• [Task description]: Please list all lines of the material below in which the string "Landwirtschaft" occurs.

══ Stored data ══

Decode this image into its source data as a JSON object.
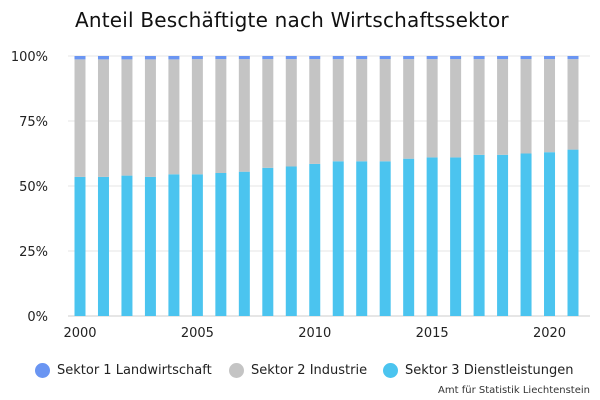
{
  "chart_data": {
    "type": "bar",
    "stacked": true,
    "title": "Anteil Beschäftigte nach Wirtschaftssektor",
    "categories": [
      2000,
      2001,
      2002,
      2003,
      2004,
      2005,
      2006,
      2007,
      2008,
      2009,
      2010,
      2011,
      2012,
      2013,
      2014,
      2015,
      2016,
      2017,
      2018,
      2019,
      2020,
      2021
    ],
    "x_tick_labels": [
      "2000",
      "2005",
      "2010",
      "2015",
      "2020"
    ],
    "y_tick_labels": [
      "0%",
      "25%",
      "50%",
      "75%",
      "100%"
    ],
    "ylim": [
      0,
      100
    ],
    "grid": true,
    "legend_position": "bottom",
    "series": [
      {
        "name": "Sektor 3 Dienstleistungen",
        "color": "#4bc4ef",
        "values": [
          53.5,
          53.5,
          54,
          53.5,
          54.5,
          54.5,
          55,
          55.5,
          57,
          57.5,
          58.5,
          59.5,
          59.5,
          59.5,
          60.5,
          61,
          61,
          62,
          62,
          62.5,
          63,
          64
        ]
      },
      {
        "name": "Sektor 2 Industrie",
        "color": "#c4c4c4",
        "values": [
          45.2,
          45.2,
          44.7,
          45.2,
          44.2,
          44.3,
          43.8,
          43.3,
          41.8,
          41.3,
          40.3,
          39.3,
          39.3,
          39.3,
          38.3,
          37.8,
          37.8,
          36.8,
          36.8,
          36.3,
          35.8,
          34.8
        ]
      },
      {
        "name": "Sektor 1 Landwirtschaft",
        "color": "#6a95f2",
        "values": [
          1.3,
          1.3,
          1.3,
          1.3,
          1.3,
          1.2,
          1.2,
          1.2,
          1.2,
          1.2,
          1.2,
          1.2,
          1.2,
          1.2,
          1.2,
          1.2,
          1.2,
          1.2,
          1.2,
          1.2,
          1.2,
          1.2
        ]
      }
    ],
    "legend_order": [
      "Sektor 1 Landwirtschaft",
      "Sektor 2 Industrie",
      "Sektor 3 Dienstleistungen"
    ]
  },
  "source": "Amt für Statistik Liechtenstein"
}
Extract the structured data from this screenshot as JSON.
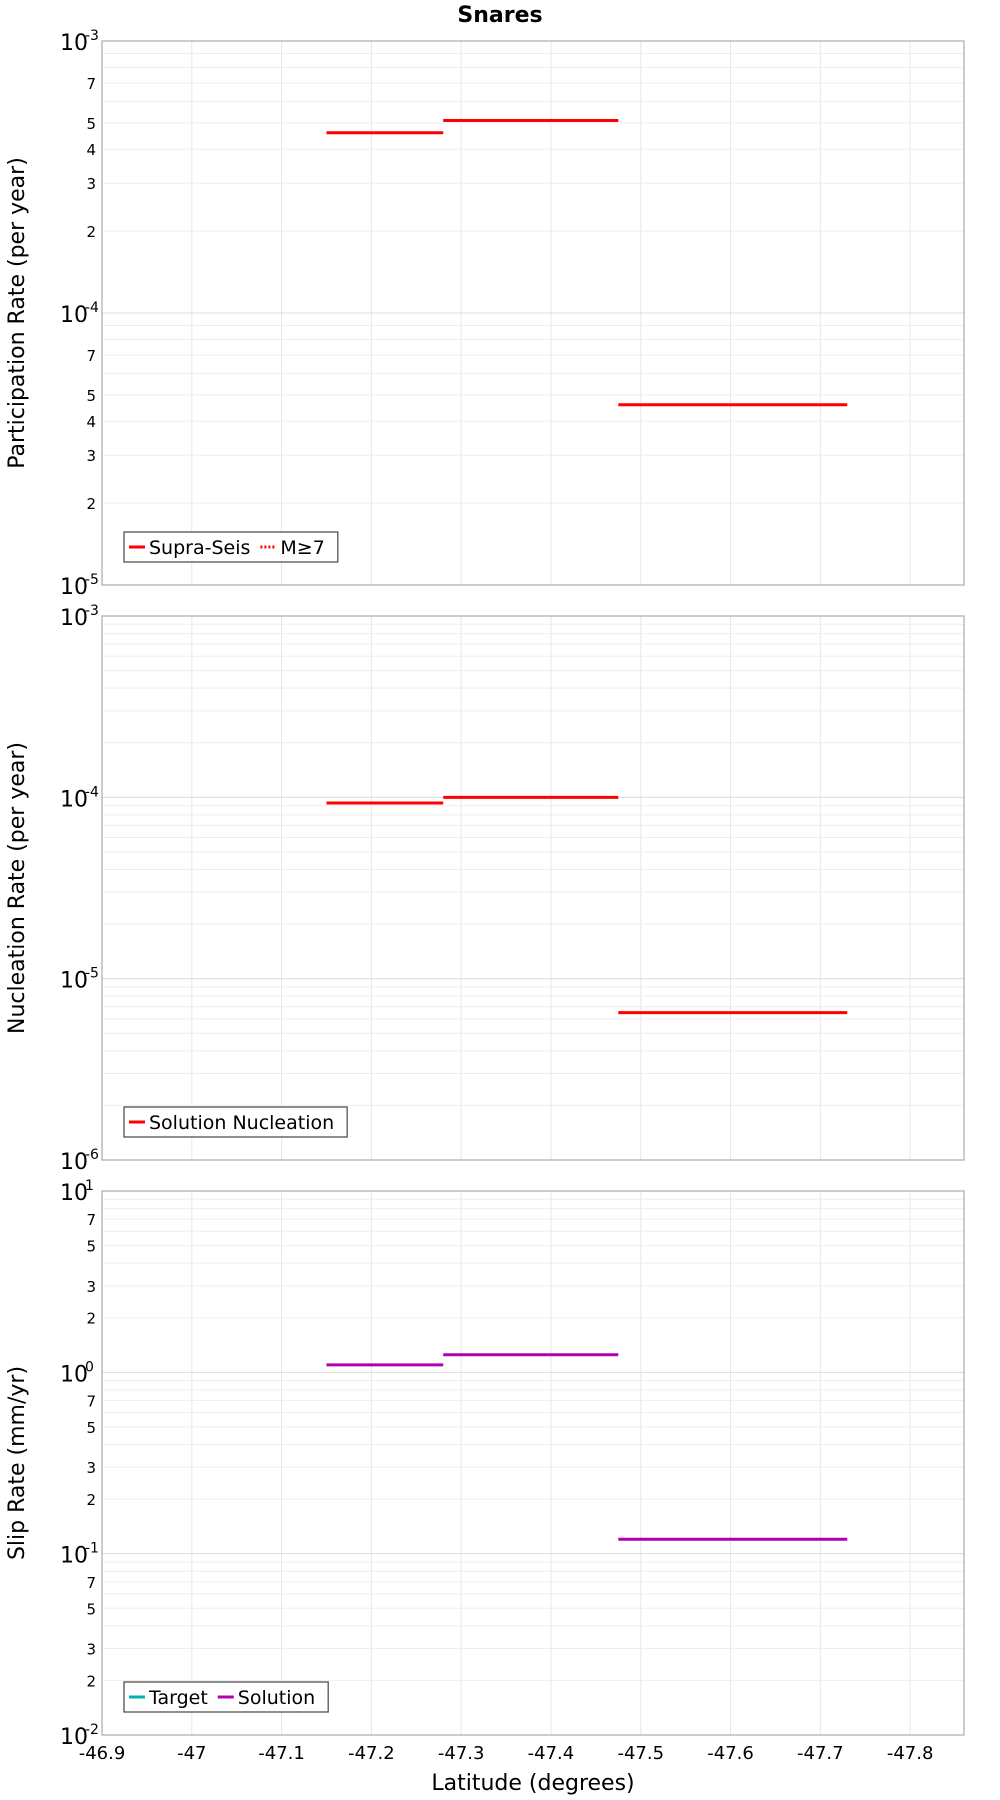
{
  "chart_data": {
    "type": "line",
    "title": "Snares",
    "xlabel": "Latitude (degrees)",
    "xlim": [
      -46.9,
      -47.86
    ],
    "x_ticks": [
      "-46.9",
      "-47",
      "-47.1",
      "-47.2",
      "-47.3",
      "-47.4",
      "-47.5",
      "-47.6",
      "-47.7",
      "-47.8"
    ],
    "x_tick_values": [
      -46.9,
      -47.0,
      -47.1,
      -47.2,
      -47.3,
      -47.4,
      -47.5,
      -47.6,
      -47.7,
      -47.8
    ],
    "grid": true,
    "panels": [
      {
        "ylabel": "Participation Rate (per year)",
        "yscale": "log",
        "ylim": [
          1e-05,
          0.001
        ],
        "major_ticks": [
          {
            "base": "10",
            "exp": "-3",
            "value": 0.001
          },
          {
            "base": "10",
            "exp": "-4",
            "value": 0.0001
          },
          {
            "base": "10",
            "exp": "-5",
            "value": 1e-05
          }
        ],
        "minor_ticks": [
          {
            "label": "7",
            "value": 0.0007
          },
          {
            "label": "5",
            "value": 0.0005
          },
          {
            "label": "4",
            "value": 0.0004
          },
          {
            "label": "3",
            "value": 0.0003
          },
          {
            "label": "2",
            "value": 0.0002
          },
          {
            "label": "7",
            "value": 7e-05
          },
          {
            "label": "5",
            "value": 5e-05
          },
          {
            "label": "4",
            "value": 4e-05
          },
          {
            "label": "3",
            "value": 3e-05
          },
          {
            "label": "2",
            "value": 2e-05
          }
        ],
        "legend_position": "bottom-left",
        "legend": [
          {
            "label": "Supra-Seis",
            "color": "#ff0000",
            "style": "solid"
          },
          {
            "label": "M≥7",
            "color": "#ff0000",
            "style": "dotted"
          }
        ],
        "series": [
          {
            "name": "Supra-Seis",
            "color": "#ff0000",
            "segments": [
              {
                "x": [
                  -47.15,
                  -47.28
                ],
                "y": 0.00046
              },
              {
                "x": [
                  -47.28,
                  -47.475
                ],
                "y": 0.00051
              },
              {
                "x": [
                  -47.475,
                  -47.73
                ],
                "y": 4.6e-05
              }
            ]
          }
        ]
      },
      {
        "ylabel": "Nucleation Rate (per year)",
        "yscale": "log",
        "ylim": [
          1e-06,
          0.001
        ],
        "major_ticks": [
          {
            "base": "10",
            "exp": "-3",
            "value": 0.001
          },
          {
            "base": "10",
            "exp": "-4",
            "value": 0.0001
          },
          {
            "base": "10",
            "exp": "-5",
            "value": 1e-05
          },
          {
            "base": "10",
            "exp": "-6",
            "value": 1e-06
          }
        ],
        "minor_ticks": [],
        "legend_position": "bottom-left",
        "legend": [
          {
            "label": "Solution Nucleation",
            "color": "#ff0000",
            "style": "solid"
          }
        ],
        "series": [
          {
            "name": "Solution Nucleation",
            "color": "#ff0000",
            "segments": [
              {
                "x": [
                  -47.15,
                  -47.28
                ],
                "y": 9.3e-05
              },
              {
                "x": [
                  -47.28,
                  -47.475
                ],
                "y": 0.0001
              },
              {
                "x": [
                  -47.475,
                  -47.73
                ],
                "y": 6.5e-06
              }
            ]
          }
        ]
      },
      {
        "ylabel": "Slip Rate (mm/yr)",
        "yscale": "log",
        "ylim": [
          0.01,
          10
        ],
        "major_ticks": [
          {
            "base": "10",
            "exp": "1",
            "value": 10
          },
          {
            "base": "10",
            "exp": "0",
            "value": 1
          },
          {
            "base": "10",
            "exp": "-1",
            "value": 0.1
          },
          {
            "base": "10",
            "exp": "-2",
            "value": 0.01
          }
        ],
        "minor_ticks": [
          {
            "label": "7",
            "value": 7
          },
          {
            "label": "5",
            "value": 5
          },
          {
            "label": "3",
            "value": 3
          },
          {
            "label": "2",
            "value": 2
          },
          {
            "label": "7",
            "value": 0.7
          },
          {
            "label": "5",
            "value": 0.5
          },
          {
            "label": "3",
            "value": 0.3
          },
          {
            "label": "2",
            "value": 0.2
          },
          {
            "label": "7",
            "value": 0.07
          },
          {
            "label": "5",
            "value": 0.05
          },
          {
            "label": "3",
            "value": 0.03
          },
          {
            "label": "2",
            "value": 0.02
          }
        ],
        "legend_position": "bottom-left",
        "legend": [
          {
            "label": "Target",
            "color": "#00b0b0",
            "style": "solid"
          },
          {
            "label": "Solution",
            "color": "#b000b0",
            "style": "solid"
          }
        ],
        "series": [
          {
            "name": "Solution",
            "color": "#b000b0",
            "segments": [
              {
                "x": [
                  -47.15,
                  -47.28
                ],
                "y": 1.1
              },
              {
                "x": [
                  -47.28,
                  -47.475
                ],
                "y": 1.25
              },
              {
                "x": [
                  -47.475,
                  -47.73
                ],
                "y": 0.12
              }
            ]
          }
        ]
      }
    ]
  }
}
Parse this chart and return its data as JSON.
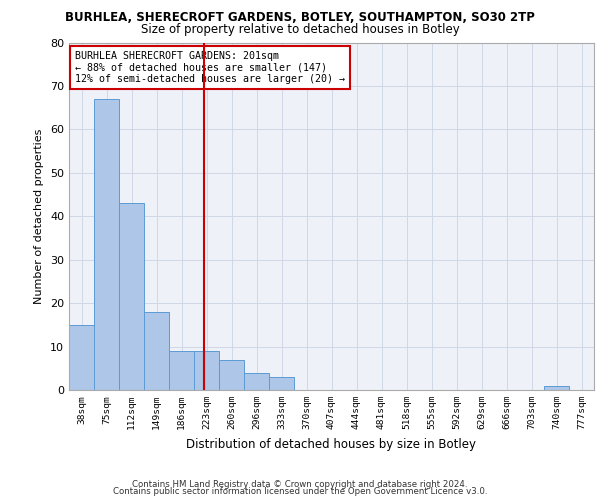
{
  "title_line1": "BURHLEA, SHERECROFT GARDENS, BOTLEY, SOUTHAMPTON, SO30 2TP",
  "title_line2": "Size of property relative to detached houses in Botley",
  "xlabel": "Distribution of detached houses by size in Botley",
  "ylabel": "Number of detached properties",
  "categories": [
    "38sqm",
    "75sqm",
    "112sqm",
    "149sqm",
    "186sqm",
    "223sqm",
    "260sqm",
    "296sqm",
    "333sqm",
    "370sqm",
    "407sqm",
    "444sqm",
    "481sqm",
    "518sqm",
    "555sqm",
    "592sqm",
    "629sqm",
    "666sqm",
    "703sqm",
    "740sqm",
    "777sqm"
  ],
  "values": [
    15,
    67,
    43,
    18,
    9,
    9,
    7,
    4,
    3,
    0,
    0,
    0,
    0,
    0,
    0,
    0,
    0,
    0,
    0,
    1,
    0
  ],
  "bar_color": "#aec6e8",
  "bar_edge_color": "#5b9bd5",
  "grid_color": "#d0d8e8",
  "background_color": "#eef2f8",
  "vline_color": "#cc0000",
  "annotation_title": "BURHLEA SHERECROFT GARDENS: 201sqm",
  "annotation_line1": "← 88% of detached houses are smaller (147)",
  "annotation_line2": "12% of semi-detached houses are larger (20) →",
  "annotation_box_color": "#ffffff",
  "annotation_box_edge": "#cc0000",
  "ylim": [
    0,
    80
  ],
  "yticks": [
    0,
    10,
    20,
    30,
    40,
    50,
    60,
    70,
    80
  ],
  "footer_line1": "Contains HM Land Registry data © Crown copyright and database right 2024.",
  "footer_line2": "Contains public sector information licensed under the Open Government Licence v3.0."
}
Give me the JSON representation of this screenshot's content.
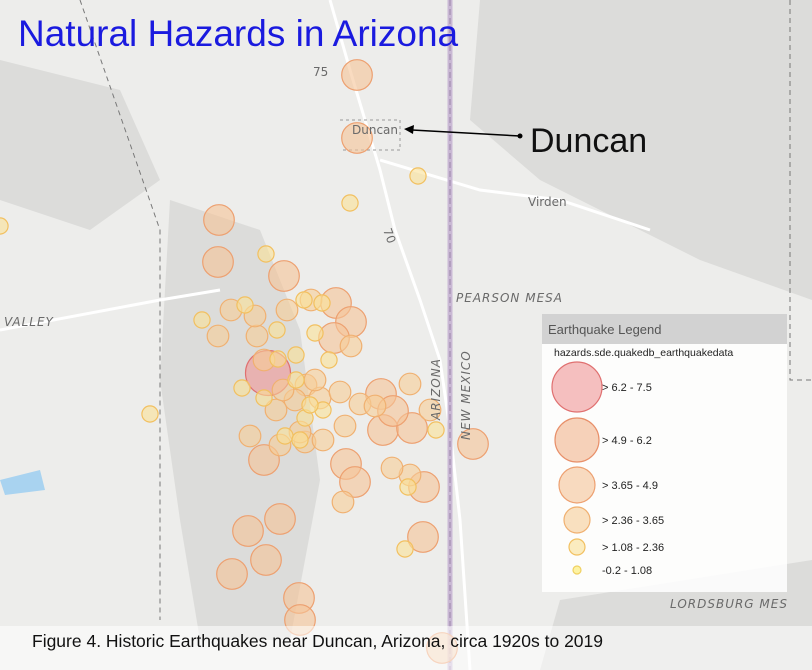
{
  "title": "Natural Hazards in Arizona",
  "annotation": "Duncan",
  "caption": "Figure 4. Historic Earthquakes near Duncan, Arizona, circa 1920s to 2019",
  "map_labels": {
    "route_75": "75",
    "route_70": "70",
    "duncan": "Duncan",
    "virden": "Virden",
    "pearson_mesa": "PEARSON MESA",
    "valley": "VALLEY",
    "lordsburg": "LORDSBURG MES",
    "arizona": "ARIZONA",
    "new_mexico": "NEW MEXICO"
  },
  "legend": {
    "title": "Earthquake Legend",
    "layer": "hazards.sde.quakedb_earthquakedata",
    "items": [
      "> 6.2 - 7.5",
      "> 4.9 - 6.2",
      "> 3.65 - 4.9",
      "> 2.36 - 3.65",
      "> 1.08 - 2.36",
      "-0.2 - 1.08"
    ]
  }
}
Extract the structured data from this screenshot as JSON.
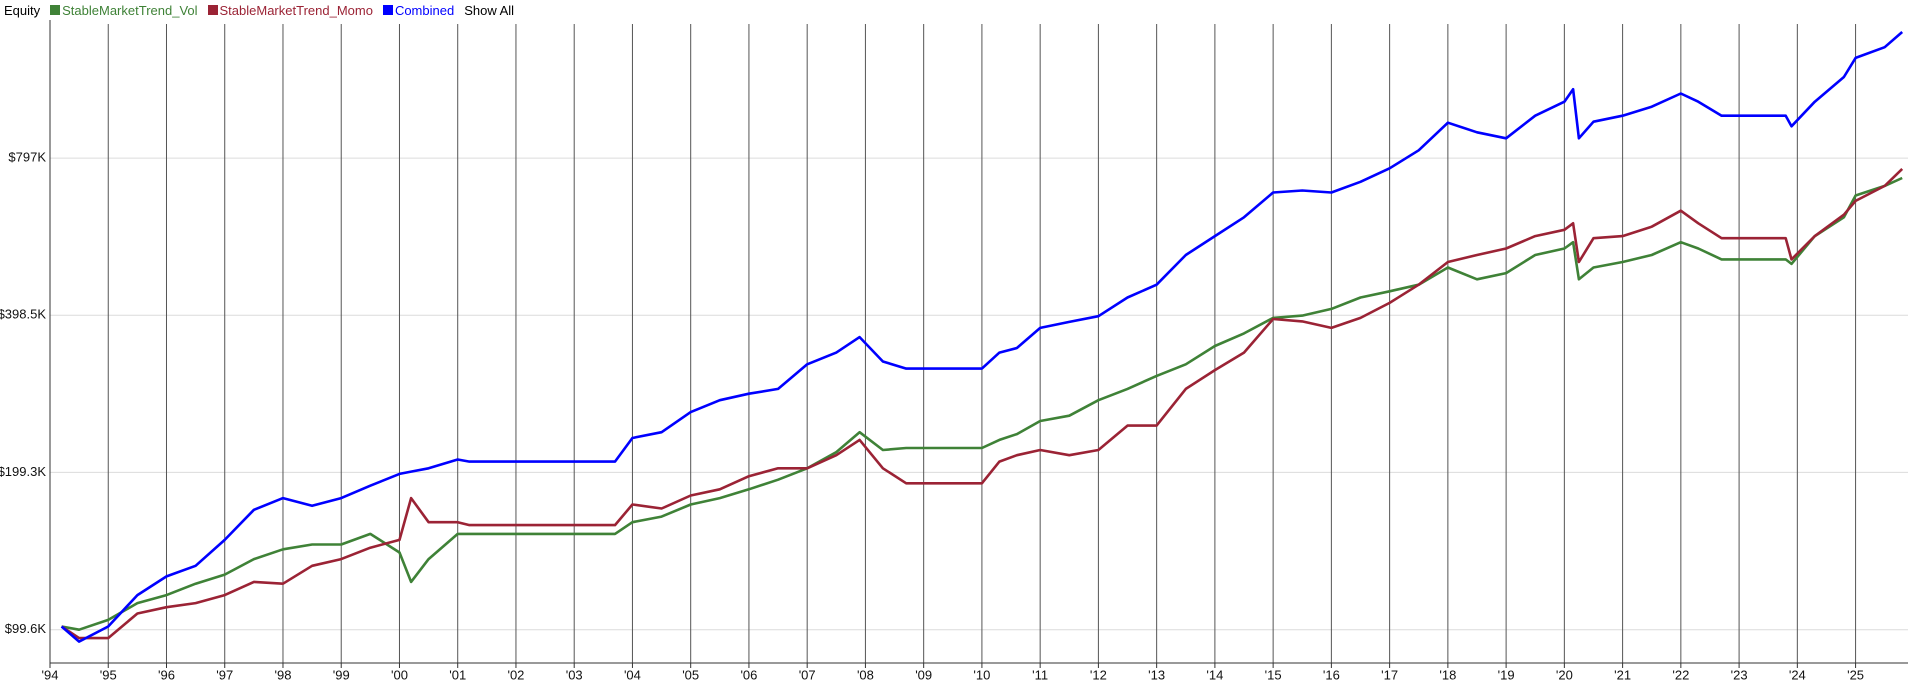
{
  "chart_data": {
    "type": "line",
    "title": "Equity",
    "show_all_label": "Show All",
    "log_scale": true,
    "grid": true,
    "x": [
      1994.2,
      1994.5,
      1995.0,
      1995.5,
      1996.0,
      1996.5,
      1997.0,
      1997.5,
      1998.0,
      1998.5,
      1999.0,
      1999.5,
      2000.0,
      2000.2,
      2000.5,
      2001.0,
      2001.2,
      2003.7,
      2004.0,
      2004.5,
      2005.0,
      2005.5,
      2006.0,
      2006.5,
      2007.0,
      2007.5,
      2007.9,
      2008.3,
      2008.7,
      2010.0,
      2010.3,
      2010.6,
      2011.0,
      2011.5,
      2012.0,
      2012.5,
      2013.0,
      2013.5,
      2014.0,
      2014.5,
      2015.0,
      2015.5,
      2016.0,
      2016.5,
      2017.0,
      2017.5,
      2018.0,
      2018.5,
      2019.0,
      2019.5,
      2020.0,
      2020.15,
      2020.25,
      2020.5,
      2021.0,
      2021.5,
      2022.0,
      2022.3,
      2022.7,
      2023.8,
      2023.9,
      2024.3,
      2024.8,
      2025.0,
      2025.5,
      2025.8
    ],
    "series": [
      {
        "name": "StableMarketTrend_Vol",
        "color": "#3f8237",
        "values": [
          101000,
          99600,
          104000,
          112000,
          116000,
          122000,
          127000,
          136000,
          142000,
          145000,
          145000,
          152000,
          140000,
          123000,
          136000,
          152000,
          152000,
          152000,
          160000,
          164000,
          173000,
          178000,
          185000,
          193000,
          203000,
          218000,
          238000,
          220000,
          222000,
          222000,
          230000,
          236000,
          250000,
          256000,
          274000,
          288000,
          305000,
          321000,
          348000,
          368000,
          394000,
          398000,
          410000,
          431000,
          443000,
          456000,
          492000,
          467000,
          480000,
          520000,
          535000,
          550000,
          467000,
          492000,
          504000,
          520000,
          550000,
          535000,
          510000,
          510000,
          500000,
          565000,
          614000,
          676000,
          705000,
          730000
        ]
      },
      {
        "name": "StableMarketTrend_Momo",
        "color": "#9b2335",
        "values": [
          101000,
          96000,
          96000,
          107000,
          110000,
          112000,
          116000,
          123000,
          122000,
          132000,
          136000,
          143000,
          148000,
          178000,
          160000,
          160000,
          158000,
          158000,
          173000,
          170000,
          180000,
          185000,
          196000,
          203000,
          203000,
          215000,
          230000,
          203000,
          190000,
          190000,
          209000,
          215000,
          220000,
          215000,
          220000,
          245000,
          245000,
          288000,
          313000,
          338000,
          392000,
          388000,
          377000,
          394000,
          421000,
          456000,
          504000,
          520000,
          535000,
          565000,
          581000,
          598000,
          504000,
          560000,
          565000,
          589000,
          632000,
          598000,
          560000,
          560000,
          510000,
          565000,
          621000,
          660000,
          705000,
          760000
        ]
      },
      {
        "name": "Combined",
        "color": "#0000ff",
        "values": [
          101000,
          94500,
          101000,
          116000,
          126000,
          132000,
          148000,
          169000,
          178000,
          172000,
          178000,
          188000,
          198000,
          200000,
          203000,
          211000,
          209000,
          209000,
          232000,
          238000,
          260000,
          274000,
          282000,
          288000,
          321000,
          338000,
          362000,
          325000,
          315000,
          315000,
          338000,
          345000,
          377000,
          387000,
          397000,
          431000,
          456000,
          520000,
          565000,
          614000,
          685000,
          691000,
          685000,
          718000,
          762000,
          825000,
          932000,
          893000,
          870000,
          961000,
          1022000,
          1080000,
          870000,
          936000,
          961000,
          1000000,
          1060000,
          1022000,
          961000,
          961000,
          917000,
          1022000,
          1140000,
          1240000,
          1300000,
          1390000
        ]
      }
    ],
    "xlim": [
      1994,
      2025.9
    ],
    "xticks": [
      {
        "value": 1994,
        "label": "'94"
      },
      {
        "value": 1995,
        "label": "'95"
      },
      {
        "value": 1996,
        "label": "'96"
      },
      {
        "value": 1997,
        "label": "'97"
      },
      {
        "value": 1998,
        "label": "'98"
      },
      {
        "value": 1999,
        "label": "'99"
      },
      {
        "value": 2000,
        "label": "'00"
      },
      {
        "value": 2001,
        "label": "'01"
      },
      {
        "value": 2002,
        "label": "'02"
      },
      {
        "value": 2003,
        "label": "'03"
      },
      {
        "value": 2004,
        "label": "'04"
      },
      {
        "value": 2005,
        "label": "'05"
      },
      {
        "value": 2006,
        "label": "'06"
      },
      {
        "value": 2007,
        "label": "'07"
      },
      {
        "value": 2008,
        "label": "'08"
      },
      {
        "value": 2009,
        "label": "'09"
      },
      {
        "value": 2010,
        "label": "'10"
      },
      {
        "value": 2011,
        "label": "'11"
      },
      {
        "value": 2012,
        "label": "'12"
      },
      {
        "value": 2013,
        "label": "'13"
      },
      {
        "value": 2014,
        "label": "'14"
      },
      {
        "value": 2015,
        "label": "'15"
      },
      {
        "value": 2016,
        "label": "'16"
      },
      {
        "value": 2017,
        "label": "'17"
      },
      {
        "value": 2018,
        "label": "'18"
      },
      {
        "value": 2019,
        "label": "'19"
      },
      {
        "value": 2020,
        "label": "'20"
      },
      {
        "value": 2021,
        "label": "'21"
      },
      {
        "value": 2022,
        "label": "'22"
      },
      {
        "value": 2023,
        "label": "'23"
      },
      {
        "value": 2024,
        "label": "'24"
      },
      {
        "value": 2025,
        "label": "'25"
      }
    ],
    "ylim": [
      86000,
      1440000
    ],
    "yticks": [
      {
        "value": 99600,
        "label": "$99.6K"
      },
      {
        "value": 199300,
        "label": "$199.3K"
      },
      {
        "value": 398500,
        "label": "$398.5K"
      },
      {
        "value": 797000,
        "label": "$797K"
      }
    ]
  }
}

═══

• [Solution]:
        "name": "Sektor 1 Landwirtschaft",
      "Sektor 1 Landwirtschaft",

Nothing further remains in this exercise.